**EXTRACTED ENTRIES:**
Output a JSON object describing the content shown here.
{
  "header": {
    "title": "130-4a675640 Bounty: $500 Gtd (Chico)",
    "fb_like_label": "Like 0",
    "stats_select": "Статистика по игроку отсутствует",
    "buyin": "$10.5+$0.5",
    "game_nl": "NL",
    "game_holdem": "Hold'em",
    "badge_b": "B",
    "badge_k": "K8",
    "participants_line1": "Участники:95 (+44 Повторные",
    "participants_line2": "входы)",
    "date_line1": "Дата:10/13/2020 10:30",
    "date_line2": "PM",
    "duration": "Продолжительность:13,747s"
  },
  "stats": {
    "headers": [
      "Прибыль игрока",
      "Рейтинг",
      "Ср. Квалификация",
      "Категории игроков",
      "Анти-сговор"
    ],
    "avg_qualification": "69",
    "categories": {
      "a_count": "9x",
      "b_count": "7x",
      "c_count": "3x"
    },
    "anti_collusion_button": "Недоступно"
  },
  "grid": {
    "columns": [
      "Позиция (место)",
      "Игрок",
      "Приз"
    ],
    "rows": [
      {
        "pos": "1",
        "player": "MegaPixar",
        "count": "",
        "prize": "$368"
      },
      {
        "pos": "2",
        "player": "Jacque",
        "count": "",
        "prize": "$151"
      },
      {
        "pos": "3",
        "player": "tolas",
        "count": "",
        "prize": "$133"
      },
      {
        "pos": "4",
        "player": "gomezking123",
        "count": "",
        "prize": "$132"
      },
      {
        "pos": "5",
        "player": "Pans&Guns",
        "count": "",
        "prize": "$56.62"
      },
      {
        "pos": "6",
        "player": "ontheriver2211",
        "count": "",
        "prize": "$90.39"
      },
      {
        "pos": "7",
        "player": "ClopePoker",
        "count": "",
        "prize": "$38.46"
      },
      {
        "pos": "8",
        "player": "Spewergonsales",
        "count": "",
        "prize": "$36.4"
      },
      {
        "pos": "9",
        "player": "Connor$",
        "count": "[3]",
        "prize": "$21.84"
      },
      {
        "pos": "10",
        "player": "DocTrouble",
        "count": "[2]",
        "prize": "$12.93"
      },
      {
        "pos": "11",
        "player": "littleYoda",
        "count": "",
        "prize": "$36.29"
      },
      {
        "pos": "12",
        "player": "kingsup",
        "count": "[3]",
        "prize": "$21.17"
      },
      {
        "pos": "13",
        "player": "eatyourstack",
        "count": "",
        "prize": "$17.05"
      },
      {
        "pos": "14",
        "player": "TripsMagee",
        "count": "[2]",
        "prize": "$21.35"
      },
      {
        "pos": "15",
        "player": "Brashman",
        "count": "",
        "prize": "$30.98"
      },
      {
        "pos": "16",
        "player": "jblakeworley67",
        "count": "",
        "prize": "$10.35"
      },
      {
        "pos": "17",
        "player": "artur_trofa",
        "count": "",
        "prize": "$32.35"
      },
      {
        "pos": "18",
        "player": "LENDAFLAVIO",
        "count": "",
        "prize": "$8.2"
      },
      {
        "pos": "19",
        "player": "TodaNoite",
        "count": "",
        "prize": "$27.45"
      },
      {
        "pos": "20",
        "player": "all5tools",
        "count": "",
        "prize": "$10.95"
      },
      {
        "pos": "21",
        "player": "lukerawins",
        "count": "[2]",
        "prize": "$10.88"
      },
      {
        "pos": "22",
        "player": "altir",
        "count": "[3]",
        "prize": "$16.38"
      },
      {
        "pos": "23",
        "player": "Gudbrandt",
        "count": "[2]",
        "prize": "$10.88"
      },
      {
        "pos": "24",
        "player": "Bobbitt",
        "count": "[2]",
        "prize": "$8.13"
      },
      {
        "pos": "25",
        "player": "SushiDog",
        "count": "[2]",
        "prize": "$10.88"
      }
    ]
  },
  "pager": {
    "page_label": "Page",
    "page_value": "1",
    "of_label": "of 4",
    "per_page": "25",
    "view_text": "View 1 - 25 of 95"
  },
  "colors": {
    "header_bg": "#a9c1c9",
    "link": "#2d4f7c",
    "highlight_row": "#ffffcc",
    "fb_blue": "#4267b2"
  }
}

**GIVEN PROBLEM:**
Reproduce every line above without error.

**SOLUTION FOR THIS EXERCISE:**
Output a JSON object describing the content shown here.
{
  "header": {
    "title": "130-4a675640 Bounty: $500 Gtd (Chico)",
    "fb_like_label": "Like 0",
    "stats_select": "Статистика по игроку отсутствует",
    "buyin": "$10.5+$0.5",
    "game_nl": "NL",
    "game_holdem": "Hold'em",
    "badge_b": "B",
    "badge_k": "K8",
    "participants_line1": "Участники:95 (+44 Повторные",
    "participants_line2": "входы)",
    "date_line1": "Дата:10/13/2020 10:30",
    "date_line2": "PM",
    "duration": "Продолжительность:13,747s"
  },
  "stats": {
    "headers": [
      "Прибыль игрока",
      "Рейтинг",
      "Ср. Квалификация",
      "Категории игроков",
      "Анти-сговор"
    ],
    "avg_qualification": "69",
    "categories": {
      "a_count": "9x",
      "b_count": "7x",
      "c_count": "3x"
    },
    "anti_collusion_button": "Недоступно"
  },
  "grid": {
    "columns": [
      "Позиция (место)",
      "Игрок",
      "Приз"
    ],
    "rows": [
      {
        "pos": "1",
        "player": "MegaPixar",
        "count": "",
        "prize": "$368"
      },
      {
        "pos": "2",
        "player": "Jacque",
        "count": "",
        "prize": "$151"
      },
      {
        "pos": "3",
        "player": "tolas",
        "count": "",
        "prize": "$133"
      },
      {
        "pos": "4",
        "player": "gomezking123",
        "count": "",
        "prize": "$132"
      },
      {
        "pos": "5",
        "player": "Pans&Guns",
        "count": "",
        "prize": "$56.62"
      },
      {
        "pos": "6",
        "player": "ontheriver2211",
        "count": "",
        "prize": "$90.39"
      },
      {
        "pos": "7",
        "player": "ClopePoker",
        "count": "",
        "prize": "$38.46"
      },
      {
        "pos": "8",
        "player": "Spewergonsales",
        "count": "",
        "prize": "$36.4"
      },
      {
        "pos": "9",
        "player": "Connor$",
        "count": "[3]",
        "prize": "$21.84"
      },
      {
        "pos": "10",
        "player": "DocTrouble",
        "count": "[2]",
        "prize": "$12.93"
      },
      {
        "pos": "11",
        "player": "littleYoda",
        "count": "",
        "prize": "$36.29"
      },
      {
        "pos": "12",
        "player": "kingsup",
        "count": "[3]",
        "prize": "$21.17"
      },
      {
        "pos": "13",
        "player": "eatyourstack",
        "count": "",
        "prize": "$17.05"
      },
      {
        "pos": "14",
        "player": "TripsMagee",
        "count": "[2]",
        "prize": "$21.35"
      },
      {
        "pos": "15",
        "player": "Brashman",
        "count": "",
        "prize": "$30.98"
      },
      {
        "pos": "16",
        "player": "jblakeworley67",
        "count": "",
        "prize": "$10.35"
      },
      {
        "pos": "17",
        "player": "artur_trofa",
        "count": "",
        "prize": "$32.35"
      },
      {
        "pos": "18",
        "player": "LENDAFLAVIO",
        "count": "",
        "prize": "$8.2"
      },
      {
        "pos": "19",
        "player": "TodaNoite",
        "count": "",
        "prize": "$27.45"
      },
      {
        "pos": "20",
        "player": "all5tools",
        "count": "",
        "prize": "$10.95"
      },
      {
        "pos": "21",
        "player": "lukerawins",
        "count": "[2]",
        "prize": "$10.88"
      },
      {
        "pos": "22",
        "player": "altir",
        "count": "[3]",
        "prize": "$16.38"
      },
      {
        "pos": "23",
        "player": "Gudbrandt",
        "count": "[2]",
        "prize": "$10.88"
      },
      {
        "pos": "24",
        "player": "Bobbitt",
        "count": "[2]",
        "prize": "$8.13"
      },
      {
        "pos": "25",
        "player": "SushiDog",
        "count": "[2]",
        "prize": "$10.88"
      }
    ]
  },
  "pager": {
    "page_label": "Page",
    "page_value": "1",
    "of_label": "of 4",
    "per_page": "25",
    "view_text": "View 1 - 25 of 95"
  },
  "colors": {
    "header_bg": "#a9c1c9",
    "link": "#2d4f7c",
    "highlight_row": "#ffffcc",
    "fb_blue": "#4267b2"
  }
}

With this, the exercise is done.